Requirements:
Give the data below again exactly as written, without its pictures.

[Start]

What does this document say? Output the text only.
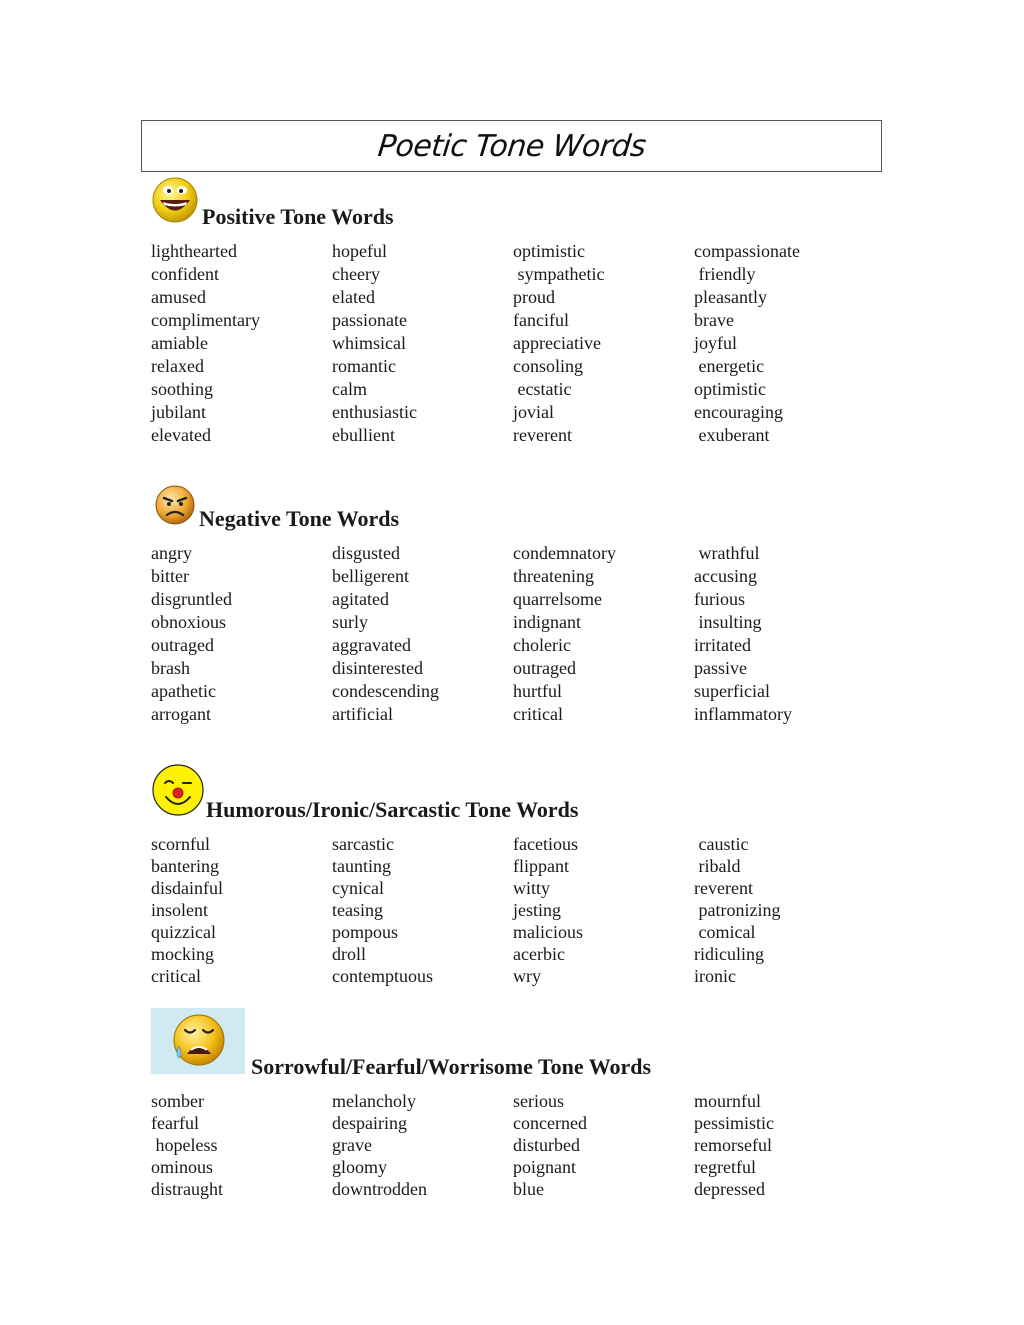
Poetic Tone Words
Positive Tone Words
lighthearted	hopeful	optimistic	compassionate
confident	cheery	sympathetic	friendly
amused	elated	proud	pleasantly
complimentary	passionate	fanciful	brave
amiable	whimsical	appreciative	joyful
relaxed	romantic	consoling	energetic
soothing	calm	ecstatic	optimistic
jubilant	enthusiastic	jovial	encouraging
elevated	ebullient	reverent	exuberant
Negative Tone Words
angry	disgusted	condemnatory	wrathful
bitter	belligerent	threatening	accusing
disgruntled	agitated	quarrelsome	furious
obnoxious	surly	indignant	insulting
outraged	aggravated	choleric	irritated
brash	disinterested	outraged	passive
apathetic	condescending	hurtful	superficial
arrogant	artificial	critical	inflammatory
Humorous/Ironic/Sarcastic Tone Words
scornful	sarcastic	facetious	caustic
bantering	taunting	flippant	ribald
disdainful	cynical	witty	reverent
insolent	teasing	jesting	patronizing
quizzical	pompous	malicious	comical
mocking	droll	acerbic	ridiculing
critical	contemptuous	wry	ironic
Sorrowful/Fearful/Worrisome Tone Words
somber	melancholy	serious	mournful
fearful	despairing	concerned	pessimistic
hopeless	grave	disturbed	remorseful
ominous	gloomy	poignant	regretful
distraught	downtrodden	blue	depressed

[End]

Solution for this exercise:
What does this document say? Output the text only.
Poetic Tone Words
Positive Tone Words
lighthearted	hopeful	optimistic	compassionate
confident	cheery	sympathetic	friendly
amused	elated	proud	pleasantly
complimentary	passionate	fanciful	brave
amiable	whimsical	appreciative	joyful
relaxed	romantic	consoling	energetic
soothing	calm	ecstatic	optimistic
jubilant	enthusiastic	jovial	encouraging
elevated	ebullient	reverent	exuberant
Negative Tone Words
angry	disgusted	condemnatory	wrathful
bitter	belligerent	threatening	accusing
disgruntled	agitated	quarrelsome	furious
obnoxious	surly	indignant	insulting
outraged	aggravated	choleric	irritated
brash	disinterested	outraged	passive
apathetic	condescending	hurtful	superficial
arrogant	artificial	critical	inflammatory
Humorous/Ironic/Sarcastic Tone Words
scornful	sarcastic	facetious	caustic
bantering	taunting	flippant	ribald
disdainful	cynical	witty	reverent
insolent	teasing	jesting	patronizing
quizzical	pompous	malicious	comical
mocking	droll	acerbic	ridiculing
critical	contemptuous	wry	ironic
Sorrowful/Fearful/Worrisome Tone Words
somber	melancholy	serious	mournful
fearful	despairing	concerned	pessimistic
hopeless	grave	disturbed	remorseful
ominous	gloomy	poignant	regretful
distraught	downtrodden	blue	depressed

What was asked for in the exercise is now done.